■ **Extracted data**:
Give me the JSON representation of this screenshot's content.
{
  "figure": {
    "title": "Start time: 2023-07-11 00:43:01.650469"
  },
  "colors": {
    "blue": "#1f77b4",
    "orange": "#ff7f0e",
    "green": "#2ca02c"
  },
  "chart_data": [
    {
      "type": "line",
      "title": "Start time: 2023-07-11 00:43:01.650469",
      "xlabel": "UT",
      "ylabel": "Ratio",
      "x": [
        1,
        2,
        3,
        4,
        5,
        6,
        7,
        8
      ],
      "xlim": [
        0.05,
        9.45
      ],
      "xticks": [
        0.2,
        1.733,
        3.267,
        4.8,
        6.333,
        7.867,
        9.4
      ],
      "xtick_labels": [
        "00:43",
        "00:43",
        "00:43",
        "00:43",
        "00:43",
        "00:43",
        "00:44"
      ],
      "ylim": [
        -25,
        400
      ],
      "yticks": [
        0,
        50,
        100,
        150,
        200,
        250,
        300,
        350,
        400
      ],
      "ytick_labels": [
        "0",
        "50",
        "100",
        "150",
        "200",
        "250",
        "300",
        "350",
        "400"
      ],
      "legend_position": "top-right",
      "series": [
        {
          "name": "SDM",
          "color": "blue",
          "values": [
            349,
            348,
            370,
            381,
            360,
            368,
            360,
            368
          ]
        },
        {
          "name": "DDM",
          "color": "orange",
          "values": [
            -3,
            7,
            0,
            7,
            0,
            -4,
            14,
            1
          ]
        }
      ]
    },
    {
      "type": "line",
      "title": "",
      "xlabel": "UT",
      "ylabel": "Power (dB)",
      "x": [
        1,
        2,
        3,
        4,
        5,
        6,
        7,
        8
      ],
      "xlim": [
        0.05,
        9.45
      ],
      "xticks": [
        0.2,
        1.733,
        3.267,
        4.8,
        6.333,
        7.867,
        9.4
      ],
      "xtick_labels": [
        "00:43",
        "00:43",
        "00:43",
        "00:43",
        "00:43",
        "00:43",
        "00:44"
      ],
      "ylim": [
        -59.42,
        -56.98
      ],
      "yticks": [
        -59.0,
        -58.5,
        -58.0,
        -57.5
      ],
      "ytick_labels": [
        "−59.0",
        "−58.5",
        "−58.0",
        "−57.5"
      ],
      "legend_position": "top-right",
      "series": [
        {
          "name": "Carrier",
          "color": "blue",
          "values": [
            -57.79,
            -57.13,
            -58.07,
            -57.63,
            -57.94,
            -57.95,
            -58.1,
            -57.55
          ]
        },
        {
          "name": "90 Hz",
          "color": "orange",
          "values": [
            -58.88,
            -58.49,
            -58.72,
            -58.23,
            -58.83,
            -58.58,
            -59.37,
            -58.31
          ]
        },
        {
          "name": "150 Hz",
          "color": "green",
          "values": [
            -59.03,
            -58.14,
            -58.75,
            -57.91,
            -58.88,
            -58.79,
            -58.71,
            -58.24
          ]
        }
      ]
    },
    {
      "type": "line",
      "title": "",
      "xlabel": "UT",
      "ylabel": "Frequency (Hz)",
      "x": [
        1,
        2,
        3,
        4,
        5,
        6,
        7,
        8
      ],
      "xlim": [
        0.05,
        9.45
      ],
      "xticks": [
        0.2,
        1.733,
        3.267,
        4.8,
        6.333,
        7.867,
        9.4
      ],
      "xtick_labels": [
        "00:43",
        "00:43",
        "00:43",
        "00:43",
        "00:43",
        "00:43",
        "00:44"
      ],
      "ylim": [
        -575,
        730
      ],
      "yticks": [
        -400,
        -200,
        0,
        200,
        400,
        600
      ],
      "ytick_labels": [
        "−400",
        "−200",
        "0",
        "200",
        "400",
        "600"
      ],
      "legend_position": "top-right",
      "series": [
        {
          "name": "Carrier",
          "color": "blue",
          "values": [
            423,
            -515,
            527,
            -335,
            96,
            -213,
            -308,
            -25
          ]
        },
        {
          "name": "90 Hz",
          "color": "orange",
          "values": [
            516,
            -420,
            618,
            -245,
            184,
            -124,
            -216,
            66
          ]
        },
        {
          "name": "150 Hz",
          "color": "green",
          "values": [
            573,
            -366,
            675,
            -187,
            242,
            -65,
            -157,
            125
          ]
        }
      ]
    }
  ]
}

■ **Exercise objective**: Nothing should be left out: return all of the records exactly.

■ **The result**:
Give me the JSON representation of this screenshot's content.
{
  "figure": {
    "title": "Start time: 2023-07-11 00:43:01.650469"
  },
  "colors": {
    "blue": "#1f77b4",
    "orange": "#ff7f0e",
    "green": "#2ca02c"
  },
  "chart_data": [
    {
      "type": "line",
      "title": "Start time: 2023-07-11 00:43:01.650469",
      "xlabel": "UT",
      "ylabel": "Ratio",
      "x": [
        1,
        2,
        3,
        4,
        5,
        6,
        7,
        8
      ],
      "xlim": [
        0.05,
        9.45
      ],
      "xticks": [
        0.2,
        1.733,
        3.267,
        4.8,
        6.333,
        7.867,
        9.4
      ],
      "xtick_labels": [
        "00:43",
        "00:43",
        "00:43",
        "00:43",
        "00:43",
        "00:43",
        "00:44"
      ],
      "ylim": [
        -25,
        400
      ],
      "yticks": [
        0,
        50,
        100,
        150,
        200,
        250,
        300,
        350,
        400
      ],
      "ytick_labels": [
        "0",
        "50",
        "100",
        "150",
        "200",
        "250",
        "300",
        "350",
        "400"
      ],
      "legend_position": "top-right",
      "series": [
        {
          "name": "SDM",
          "color": "blue",
          "values": [
            349,
            348,
            370,
            381,
            360,
            368,
            360,
            368
          ]
        },
        {
          "name": "DDM",
          "color": "orange",
          "values": [
            -3,
            7,
            0,
            7,
            0,
            -4,
            14,
            1
          ]
        }
      ]
    },
    {
      "type": "line",
      "title": "",
      "xlabel": "UT",
      "ylabel": "Power (dB)",
      "x": [
        1,
        2,
        3,
        4,
        5,
        6,
        7,
        8
      ],
      "xlim": [
        0.05,
        9.45
      ],
      "xticks": [
        0.2,
        1.733,
        3.267,
        4.8,
        6.333,
        7.867,
        9.4
      ],
      "xtick_labels": [
        "00:43",
        "00:43",
        "00:43",
        "00:43",
        "00:43",
        "00:43",
        "00:44"
      ],
      "ylim": [
        -59.42,
        -56.98
      ],
      "yticks": [
        -59.0,
        -58.5,
        -58.0,
        -57.5
      ],
      "ytick_labels": [
        "−59.0",
        "−58.5",
        "−58.0",
        "−57.5"
      ],
      "legend_position": "top-right",
      "series": [
        {
          "name": "Carrier",
          "color": "blue",
          "values": [
            -57.79,
            -57.13,
            -58.07,
            -57.63,
            -57.94,
            -57.95,
            -58.1,
            -57.55
          ]
        },
        {
          "name": "90 Hz",
          "color": "orange",
          "values": [
            -58.88,
            -58.49,
            -58.72,
            -58.23,
            -58.83,
            -58.58,
            -59.37,
            -58.31
          ]
        },
        {
          "name": "150 Hz",
          "color": "green",
          "values": [
            -59.03,
            -58.14,
            -58.75,
            -57.91,
            -58.88,
            -58.79,
            -58.71,
            -58.24
          ]
        }
      ]
    },
    {
      "type": "line",
      "title": "",
      "xlabel": "UT",
      "ylabel": "Frequency (Hz)",
      "x": [
        1,
        2,
        3,
        4,
        5,
        6,
        7,
        8
      ],
      "xlim": [
        0.05,
        9.45
      ],
      "xticks": [
        0.2,
        1.733,
        3.267,
        4.8,
        6.333,
        7.867,
        9.4
      ],
      "xtick_labels": [
        "00:43",
        "00:43",
        "00:43",
        "00:43",
        "00:43",
        "00:43",
        "00:44"
      ],
      "ylim": [
        -575,
        730
      ],
      "yticks": [
        -400,
        -200,
        0,
        200,
        400,
        600
      ],
      "ytick_labels": [
        "−400",
        "−200",
        "0",
        "200",
        "400",
        "600"
      ],
      "legend_position": "top-right",
      "series": [
        {
          "name": "Carrier",
          "color": "blue",
          "values": [
            423,
            -515,
            527,
            -335,
            96,
            -213,
            -308,
            -25
          ]
        },
        {
          "name": "90 Hz",
          "color": "orange",
          "values": [
            516,
            -420,
            618,
            -245,
            184,
            -124,
            -216,
            66
          ]
        },
        {
          "name": "150 Hz",
          "color": "green",
          "values": [
            573,
            -366,
            675,
            -187,
            242,
            -65,
            -157,
            125
          ]
        }
      ]
    }
  ]
}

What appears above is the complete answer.